Entries taken from a collection:
** Start **

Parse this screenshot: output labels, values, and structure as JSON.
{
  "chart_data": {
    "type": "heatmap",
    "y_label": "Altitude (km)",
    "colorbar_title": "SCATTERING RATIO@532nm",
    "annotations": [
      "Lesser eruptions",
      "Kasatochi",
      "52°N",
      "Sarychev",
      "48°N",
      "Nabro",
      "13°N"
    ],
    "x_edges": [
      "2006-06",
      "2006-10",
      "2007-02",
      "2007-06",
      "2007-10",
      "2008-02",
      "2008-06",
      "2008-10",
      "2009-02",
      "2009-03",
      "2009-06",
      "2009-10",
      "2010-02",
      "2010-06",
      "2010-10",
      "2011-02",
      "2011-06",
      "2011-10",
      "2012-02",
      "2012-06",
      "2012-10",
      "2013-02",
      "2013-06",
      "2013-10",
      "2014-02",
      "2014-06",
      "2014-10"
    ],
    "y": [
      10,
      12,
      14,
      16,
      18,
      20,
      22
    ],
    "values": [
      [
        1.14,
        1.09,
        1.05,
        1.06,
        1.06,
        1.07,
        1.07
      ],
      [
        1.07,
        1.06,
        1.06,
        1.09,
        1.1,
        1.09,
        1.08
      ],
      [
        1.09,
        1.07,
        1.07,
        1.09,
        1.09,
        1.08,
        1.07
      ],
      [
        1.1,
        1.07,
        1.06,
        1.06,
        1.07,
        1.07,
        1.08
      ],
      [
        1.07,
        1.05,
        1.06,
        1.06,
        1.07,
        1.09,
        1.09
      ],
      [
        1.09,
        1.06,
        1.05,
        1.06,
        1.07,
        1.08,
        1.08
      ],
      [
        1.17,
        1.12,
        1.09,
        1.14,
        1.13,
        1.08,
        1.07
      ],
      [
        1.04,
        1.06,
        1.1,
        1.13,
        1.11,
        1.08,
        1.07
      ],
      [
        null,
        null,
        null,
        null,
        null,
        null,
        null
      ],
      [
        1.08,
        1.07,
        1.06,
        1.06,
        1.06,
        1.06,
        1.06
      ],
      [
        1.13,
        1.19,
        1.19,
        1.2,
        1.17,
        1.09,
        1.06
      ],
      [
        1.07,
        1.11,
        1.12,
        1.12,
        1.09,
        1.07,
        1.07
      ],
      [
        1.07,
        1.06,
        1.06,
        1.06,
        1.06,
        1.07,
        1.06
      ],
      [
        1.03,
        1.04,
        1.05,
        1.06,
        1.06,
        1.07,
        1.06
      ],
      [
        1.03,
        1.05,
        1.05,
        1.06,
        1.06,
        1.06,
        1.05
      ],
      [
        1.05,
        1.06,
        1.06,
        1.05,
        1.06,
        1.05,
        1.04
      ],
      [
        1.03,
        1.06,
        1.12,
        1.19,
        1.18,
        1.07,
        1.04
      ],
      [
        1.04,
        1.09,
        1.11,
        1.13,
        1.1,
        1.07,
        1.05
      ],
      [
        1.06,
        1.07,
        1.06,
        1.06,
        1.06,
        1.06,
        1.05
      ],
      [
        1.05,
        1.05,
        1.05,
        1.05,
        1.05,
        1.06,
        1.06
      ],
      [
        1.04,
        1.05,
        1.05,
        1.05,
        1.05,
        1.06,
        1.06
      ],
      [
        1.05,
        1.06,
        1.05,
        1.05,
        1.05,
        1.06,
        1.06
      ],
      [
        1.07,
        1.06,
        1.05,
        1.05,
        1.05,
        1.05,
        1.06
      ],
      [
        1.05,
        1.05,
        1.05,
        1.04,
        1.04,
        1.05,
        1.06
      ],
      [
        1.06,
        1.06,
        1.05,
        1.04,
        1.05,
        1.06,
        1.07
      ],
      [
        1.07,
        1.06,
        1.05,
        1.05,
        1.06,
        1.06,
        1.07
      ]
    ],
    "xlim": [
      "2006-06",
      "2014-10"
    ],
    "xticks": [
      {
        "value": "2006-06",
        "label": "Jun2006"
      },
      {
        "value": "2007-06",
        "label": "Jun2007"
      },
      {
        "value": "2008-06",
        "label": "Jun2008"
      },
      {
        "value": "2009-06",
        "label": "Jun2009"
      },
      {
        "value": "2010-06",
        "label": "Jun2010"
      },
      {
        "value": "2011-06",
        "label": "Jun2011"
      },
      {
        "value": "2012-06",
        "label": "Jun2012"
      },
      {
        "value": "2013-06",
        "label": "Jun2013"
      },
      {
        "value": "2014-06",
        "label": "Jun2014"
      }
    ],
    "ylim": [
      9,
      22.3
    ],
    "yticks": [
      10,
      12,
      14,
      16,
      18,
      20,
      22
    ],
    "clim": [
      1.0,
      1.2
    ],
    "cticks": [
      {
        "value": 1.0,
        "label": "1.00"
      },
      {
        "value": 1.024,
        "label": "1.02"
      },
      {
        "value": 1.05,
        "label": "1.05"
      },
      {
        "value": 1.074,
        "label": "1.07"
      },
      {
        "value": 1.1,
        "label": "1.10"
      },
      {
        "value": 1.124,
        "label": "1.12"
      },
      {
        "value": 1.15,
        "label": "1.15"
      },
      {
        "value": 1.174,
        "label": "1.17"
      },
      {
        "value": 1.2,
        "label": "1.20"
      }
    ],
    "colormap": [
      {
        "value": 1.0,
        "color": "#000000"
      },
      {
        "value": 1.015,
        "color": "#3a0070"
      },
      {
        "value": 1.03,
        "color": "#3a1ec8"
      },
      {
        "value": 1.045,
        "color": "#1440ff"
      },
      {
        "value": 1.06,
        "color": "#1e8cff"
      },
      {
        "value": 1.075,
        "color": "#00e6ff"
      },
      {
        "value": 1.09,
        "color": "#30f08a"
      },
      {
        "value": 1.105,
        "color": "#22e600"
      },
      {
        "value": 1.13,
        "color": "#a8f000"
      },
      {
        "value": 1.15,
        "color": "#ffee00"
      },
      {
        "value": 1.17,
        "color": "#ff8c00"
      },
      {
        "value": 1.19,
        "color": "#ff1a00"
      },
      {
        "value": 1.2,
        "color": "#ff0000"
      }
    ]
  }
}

** End **

_OBJECTIVE_
Return all lines containing the word "values".

_PROBLEM SOLUTION_
Parse this screenshot: output labels, values, and structure as JSON.
    "values": [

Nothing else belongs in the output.